The exercise:
Sift the listing for lines that hold the string "content" and pull them out.

Stored rows:

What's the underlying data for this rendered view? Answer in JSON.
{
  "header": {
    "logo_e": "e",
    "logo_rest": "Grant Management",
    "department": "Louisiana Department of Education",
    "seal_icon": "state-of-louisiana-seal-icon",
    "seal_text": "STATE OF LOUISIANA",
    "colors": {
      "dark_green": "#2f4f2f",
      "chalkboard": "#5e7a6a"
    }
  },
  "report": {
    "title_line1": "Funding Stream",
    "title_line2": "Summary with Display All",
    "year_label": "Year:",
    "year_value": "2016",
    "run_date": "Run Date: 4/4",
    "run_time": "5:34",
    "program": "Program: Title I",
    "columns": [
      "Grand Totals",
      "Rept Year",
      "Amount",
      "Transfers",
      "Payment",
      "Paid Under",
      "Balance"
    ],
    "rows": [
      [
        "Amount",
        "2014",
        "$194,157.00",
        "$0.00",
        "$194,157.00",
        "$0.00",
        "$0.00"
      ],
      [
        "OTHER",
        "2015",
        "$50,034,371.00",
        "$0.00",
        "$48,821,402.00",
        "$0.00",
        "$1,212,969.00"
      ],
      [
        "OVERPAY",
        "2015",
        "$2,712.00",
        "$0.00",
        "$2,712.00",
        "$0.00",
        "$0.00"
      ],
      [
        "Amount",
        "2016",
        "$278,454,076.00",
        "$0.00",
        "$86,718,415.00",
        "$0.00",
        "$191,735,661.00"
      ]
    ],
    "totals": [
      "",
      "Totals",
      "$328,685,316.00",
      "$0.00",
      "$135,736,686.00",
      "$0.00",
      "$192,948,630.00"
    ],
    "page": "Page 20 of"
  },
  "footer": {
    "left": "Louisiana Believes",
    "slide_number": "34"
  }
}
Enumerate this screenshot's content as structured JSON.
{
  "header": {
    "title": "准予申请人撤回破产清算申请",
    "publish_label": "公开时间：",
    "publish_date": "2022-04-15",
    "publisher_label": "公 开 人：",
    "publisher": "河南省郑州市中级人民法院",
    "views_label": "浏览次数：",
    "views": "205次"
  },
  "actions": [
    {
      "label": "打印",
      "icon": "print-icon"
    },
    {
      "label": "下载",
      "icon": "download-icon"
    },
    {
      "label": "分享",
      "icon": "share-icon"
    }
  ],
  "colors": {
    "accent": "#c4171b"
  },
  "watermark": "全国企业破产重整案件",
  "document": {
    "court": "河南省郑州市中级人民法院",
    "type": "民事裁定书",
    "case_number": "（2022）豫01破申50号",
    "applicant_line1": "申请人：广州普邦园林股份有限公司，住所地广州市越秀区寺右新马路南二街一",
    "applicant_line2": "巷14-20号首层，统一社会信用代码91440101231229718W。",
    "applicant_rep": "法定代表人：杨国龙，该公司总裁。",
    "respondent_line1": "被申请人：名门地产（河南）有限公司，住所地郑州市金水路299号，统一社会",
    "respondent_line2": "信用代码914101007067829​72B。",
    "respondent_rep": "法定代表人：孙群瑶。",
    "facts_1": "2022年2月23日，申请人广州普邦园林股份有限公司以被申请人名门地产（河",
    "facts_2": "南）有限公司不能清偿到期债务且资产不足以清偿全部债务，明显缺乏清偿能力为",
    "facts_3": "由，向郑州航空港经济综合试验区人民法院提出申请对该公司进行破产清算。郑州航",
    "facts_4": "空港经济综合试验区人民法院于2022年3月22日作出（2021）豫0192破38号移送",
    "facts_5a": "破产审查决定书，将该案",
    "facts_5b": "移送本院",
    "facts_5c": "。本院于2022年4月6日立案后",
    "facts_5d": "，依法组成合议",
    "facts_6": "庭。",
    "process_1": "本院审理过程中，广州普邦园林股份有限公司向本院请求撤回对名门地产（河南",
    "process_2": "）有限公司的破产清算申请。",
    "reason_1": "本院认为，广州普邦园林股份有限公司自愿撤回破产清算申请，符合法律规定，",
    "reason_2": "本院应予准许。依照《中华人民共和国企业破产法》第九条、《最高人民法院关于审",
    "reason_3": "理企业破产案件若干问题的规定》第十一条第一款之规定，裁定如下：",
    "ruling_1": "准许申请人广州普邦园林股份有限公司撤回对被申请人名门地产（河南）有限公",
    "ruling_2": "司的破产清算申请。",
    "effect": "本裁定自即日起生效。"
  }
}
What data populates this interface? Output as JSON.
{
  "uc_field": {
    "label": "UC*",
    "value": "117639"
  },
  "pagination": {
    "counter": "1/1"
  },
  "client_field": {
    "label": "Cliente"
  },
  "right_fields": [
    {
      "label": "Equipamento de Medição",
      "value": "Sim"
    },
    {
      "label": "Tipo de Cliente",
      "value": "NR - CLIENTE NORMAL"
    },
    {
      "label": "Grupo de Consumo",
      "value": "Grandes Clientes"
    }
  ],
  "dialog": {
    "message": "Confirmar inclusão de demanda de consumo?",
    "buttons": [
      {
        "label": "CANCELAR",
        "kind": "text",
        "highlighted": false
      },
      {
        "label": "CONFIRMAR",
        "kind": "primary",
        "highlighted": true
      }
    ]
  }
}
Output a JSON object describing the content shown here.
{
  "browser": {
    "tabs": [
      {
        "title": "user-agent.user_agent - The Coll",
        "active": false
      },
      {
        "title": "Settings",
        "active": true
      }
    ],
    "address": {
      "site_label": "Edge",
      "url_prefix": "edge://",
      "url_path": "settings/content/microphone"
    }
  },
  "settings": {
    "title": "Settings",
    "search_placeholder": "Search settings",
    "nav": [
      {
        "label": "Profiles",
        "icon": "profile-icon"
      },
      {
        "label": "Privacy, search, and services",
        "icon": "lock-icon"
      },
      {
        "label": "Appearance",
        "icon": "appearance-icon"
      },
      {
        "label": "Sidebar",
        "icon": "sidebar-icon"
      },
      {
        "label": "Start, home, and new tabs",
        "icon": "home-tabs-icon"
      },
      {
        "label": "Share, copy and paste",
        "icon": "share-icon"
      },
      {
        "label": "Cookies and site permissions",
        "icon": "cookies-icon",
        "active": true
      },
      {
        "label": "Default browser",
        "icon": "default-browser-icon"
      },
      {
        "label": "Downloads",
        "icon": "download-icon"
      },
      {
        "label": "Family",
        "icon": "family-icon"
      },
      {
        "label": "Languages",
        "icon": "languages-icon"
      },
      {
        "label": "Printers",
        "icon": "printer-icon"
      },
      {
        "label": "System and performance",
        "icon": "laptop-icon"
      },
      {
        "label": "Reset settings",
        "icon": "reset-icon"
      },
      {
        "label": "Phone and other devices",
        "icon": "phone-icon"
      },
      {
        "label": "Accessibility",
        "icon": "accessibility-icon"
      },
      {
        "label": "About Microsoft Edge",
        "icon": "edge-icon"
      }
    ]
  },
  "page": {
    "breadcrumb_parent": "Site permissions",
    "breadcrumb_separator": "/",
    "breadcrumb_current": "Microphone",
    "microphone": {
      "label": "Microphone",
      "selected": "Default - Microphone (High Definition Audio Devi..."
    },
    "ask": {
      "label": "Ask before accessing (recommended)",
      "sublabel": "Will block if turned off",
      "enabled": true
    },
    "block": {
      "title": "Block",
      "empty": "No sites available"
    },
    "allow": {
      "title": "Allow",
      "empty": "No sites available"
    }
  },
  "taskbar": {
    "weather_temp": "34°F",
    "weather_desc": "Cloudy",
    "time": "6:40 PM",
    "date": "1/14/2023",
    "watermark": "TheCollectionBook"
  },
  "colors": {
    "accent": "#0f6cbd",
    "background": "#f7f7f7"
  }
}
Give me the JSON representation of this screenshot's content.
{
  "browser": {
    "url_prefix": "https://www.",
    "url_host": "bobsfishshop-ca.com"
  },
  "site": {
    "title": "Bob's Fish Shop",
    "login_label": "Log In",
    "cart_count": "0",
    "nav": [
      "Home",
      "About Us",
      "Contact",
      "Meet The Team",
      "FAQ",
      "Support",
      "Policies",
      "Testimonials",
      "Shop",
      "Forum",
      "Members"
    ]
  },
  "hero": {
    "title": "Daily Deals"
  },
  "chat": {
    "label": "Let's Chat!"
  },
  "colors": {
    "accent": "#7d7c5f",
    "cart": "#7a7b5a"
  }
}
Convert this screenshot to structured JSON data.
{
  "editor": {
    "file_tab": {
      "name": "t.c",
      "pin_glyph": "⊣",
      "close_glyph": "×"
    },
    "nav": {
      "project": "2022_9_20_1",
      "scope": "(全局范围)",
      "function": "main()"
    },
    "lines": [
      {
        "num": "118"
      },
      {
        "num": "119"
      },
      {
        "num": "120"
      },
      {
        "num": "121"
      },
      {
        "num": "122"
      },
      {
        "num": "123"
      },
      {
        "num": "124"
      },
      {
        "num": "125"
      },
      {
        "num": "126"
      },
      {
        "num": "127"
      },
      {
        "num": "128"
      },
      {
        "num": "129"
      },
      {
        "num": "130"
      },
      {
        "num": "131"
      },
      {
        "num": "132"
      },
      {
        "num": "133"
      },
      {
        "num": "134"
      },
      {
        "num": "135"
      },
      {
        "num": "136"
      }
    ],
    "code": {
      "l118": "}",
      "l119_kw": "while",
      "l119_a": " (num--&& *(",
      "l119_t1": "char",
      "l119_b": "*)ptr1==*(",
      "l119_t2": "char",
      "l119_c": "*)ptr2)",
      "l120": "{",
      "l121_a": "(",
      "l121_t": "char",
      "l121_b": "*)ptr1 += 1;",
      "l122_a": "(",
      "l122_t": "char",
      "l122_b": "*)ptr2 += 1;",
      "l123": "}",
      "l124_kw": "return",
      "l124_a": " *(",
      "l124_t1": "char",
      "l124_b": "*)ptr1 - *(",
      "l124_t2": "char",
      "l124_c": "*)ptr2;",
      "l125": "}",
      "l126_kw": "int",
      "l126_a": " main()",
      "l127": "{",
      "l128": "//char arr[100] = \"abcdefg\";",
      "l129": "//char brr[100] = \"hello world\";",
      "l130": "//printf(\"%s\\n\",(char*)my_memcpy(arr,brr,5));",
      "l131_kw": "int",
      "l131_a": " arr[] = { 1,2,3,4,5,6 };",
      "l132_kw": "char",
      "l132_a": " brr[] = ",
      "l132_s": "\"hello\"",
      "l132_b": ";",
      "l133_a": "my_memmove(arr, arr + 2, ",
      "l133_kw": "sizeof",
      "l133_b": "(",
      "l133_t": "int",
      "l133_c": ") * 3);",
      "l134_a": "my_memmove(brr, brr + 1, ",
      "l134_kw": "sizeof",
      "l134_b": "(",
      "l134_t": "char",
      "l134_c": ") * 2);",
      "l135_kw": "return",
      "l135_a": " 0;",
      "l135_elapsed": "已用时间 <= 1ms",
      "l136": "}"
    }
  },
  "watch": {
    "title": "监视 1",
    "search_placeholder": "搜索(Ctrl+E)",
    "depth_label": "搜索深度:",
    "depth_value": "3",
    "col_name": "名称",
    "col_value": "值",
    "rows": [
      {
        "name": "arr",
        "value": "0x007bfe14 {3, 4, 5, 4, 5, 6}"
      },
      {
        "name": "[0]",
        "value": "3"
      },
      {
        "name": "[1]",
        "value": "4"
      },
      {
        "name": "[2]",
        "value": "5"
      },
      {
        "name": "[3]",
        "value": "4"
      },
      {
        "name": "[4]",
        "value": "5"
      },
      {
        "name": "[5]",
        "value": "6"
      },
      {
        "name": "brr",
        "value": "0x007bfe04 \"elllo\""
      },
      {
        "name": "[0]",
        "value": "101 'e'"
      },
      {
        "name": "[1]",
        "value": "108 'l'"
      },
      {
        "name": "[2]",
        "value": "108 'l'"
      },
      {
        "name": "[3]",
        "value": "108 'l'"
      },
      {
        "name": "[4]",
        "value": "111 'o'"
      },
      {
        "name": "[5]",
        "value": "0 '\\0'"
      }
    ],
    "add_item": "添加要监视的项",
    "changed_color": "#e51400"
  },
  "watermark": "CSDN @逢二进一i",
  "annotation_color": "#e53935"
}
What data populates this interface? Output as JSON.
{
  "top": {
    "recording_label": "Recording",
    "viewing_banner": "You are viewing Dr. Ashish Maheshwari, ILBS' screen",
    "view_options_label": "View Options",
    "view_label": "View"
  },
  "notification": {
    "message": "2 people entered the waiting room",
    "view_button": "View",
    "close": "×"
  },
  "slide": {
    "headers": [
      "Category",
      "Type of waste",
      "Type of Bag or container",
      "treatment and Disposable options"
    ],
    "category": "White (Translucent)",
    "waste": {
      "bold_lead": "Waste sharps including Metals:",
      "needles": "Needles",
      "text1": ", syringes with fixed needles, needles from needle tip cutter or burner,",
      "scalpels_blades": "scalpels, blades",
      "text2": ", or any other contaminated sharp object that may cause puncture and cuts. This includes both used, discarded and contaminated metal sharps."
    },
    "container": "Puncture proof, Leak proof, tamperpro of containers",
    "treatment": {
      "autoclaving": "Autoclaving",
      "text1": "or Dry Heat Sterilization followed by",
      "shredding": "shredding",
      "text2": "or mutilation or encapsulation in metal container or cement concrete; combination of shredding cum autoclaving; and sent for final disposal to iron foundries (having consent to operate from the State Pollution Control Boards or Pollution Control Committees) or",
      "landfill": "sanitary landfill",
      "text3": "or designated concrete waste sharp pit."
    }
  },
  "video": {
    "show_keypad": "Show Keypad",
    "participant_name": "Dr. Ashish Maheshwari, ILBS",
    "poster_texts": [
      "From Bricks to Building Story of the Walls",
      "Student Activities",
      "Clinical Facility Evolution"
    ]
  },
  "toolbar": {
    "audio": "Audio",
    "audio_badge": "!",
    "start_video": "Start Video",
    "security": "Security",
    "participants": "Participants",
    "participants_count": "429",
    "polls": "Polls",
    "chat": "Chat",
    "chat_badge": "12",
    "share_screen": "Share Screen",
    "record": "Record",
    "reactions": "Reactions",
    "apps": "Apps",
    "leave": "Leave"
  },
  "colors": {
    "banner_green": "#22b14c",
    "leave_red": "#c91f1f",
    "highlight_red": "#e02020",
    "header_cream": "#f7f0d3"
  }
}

Response:
Enumerate this screenshot's content as structured JSON.
Output a JSON object describing the content shown here.
      "url_path": "settings/content/microphone"
Give me the JSON representation of this screenshot's content.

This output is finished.